Directive >>
Leave out the pictures and return every entry exactly as it appears.

Listing >>

------------------------------------------------

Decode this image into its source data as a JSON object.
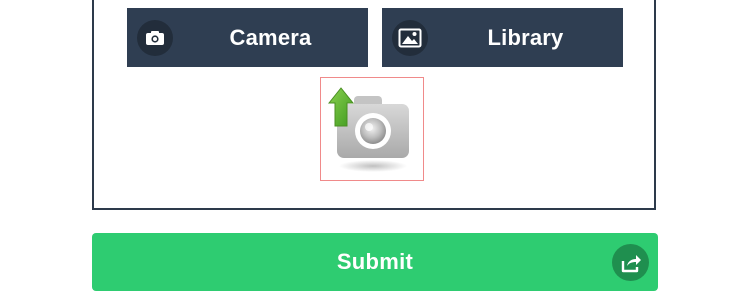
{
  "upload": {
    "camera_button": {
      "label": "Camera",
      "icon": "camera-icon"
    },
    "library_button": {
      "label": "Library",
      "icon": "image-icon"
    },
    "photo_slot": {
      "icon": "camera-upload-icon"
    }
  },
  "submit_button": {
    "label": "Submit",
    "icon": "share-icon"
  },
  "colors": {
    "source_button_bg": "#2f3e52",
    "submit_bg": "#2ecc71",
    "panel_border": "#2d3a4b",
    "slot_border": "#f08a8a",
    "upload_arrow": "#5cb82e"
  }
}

------------------------------------------------

Completed task >>
Decode this image into its source data as a JSON object.
{
  "upload": {
    "camera_button": {
      "label": "Camera",
      "icon": "camera-icon"
    },
    "library_button": {
      "label": "Library",
      "icon": "image-icon"
    },
    "photo_slot": {
      "icon": "camera-upload-icon"
    }
  },
  "submit_button": {
    "label": "Submit",
    "icon": "share-icon"
  },
  "colors": {
    "source_button_bg": "#2f3e52",
    "submit_bg": "#2ecc71",
    "panel_border": "#2d3a4b",
    "slot_border": "#f08a8a",
    "upload_arrow": "#5cb82e"
  }
}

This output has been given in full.